- _EXERCISE AIM_: Your answer should be a single number: the count of lines holding the word "Configuration".
[start]
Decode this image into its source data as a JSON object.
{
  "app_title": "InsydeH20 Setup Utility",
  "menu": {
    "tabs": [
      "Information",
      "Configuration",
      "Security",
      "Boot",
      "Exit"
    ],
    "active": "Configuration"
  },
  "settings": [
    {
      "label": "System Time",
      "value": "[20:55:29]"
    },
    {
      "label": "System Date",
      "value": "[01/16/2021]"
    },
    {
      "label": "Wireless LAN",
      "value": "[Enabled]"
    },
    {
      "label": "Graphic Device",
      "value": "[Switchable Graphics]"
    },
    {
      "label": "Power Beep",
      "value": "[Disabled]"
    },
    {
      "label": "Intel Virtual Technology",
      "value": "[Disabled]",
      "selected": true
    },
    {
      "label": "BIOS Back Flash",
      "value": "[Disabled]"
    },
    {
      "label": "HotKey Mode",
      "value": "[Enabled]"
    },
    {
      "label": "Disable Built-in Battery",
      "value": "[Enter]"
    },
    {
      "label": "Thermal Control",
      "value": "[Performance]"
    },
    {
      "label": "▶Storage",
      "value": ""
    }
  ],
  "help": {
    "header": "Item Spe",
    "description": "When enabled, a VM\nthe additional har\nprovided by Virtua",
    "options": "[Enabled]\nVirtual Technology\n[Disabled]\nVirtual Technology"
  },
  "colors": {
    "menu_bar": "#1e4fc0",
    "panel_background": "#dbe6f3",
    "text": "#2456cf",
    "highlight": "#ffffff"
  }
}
[end]
- _FINAL RESULT_: 2